Retype the material below. Keep every word exactly as it is.

□ □ □ □

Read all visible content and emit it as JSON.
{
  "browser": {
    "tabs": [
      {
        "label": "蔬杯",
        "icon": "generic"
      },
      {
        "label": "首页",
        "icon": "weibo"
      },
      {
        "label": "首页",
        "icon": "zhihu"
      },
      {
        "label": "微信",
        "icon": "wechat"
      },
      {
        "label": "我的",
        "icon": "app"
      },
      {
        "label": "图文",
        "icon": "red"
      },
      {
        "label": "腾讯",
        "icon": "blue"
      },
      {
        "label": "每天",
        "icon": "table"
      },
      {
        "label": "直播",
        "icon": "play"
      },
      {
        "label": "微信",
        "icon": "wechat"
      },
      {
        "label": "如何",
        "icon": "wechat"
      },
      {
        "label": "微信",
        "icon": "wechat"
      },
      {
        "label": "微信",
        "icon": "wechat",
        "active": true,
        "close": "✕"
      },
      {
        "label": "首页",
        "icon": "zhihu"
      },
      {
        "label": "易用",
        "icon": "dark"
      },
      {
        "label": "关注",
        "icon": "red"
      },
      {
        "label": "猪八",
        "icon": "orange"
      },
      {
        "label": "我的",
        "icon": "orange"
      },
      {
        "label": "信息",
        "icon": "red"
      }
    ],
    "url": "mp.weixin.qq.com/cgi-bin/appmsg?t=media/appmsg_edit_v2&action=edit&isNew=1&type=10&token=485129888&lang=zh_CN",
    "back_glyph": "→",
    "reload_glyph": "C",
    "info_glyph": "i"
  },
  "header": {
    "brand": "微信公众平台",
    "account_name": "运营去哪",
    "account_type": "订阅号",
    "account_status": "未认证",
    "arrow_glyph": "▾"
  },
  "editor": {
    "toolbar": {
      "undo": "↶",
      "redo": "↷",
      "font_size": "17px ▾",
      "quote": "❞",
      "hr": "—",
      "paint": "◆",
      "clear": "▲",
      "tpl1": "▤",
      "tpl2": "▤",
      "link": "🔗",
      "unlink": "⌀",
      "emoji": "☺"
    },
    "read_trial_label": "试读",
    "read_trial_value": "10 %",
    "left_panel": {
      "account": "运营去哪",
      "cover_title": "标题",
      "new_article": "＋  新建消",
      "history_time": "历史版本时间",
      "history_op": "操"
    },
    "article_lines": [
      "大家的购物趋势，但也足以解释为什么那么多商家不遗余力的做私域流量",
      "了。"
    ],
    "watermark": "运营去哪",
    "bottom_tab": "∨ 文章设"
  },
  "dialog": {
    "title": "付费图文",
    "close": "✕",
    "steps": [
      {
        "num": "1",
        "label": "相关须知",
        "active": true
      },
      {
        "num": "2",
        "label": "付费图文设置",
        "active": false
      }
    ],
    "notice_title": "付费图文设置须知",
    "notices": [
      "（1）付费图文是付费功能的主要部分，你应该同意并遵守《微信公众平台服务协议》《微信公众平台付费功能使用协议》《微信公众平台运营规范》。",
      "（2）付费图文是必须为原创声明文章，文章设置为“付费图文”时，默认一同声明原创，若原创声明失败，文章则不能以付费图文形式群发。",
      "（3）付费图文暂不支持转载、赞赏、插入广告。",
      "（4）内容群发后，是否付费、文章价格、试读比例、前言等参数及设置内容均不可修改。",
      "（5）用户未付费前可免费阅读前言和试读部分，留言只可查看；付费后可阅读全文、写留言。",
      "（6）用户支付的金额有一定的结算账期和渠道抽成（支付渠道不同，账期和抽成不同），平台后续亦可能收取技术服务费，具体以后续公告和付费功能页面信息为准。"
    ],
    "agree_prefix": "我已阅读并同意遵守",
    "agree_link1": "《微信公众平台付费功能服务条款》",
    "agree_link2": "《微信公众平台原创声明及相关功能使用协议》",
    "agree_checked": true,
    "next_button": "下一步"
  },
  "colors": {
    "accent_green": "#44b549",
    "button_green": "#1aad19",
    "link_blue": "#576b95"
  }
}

□ □ □ □

■ **OUTPUT OF THE EXERCISE**:
Read all visible content and emit it as JSON.
{
  "browser": {
    "tabs": [
      {
        "label": "蔬杯",
        "icon": "generic"
      },
      {
        "label": "首页",
        "icon": "weibo"
      },
      {
        "label": "首页",
        "icon": "zhihu"
      },
      {
        "label": "微信",
        "icon": "wechat"
      },
      {
        "label": "我的",
        "icon": "app"
      },
      {
        "label": "图文",
        "icon": "red"
      },
      {
        "label": "腾讯",
        "icon": "blue"
      },
      {
        "label": "每天",
        "icon": "table"
      },
      {
        "label": "直播",
        "icon": "play"
      },
      {
        "label": "微信",
        "icon": "wechat"
      },
      {
        "label": "如何",
        "icon": "wechat"
      },
      {
        "label": "微信",
        "icon": "wechat"
      },
      {
        "label": "微信",
        "icon": "wechat",
        "active": true,
        "close": "✕"
      },
      {
        "label": "首页",
        "icon": "zhihu"
      },
      {
        "label": "易用",
        "icon": "dark"
      },
      {
        "label": "关注",
        "icon": "red"
      },
      {
        "label": "猪八",
        "icon": "orange"
      },
      {
        "label": "我的",
        "icon": "orange"
      },
      {
        "label": "信息",
        "icon": "red"
      }
    ],
    "url": "mp.weixin.qq.com/cgi-bin/appmsg?t=media/appmsg_edit_v2&action=edit&isNew=1&type=10&token=485129888&lang=zh_CN",
    "back_glyph": "→",
    "reload_glyph": "C",
    "info_glyph": "i"
  },
  "header": {
    "brand": "微信公众平台",
    "account_name": "运营去哪",
    "account_type": "订阅号",
    "account_status": "未认证",
    "arrow_glyph": "▾"
  },
  "editor": {
    "toolbar": {
      "undo": "↶",
      "redo": "↷",
      "font_size": "17px ▾",
      "quote": "❞",
      "hr": "—",
      "paint": "◆",
      "clear": "▲",
      "tpl1": "▤",
      "tpl2": "▤",
      "link": "🔗",
      "unlink": "⌀",
      "emoji": "☺"
    },
    "read_trial_label": "试读",
    "read_trial_value": "10 %",
    "left_panel": {
      "account": "运营去哪",
      "cover_title": "标题",
      "new_article": "＋  新建消",
      "history_time": "历史版本时间",
      "history_op": "操"
    },
    "article_lines": [
      "大家的购物趋势，但也足以解释为什么那么多商家不遗余力的做私域流量",
      "了。"
    ],
    "watermark": "运营去哪",
    "bottom_tab": "∨ 文章设"
  },
  "dialog": {
    "title": "付费图文",
    "close": "✕",
    "steps": [
      {
        "num": "1",
        "label": "相关须知",
        "active": true
      },
      {
        "num": "2",
        "label": "付费图文设置",
        "active": false
      }
    ],
    "notice_title": "付费图文设置须知",
    "notices": [
      "（1）付费图文是付费功能的主要部分，你应该同意并遵守《微信公众平台服务协议》《微信公众平台付费功能使用协议》《微信公众平台运营规范》。",
      "（2）付费图文是必须为原创声明文章，文章设置为“付费图文”时，默认一同声明原创，若原创声明失败，文章则不能以付费图文形式群发。",
      "（3）付费图文暂不支持转载、赞赏、插入广告。",
      "（4）内容群发后，是否付费、文章价格、试读比例、前言等参数及设置内容均不可修改。",
      "（5）用户未付费前可免费阅读前言和试读部分，留言只可查看；付费后可阅读全文、写留言。",
      "（6）用户支付的金额有一定的结算账期和渠道抽成（支付渠道不同，账期和抽成不同），平台后续亦可能收取技术服务费，具体以后续公告和付费功能页面信息为准。"
    ],
    "agree_prefix": "我已阅读并同意遵守",
    "agree_link1": "《微信公众平台付费功能服务条款》",
    "agree_link2": "《微信公众平台原创声明及相关功能使用协议》",
    "agree_checked": true,
    "next_button": "下一步"
  },
  "colors": {
    "accent_green": "#44b549",
    "button_green": "#1aad19",
    "link_blue": "#576b95"
  }
}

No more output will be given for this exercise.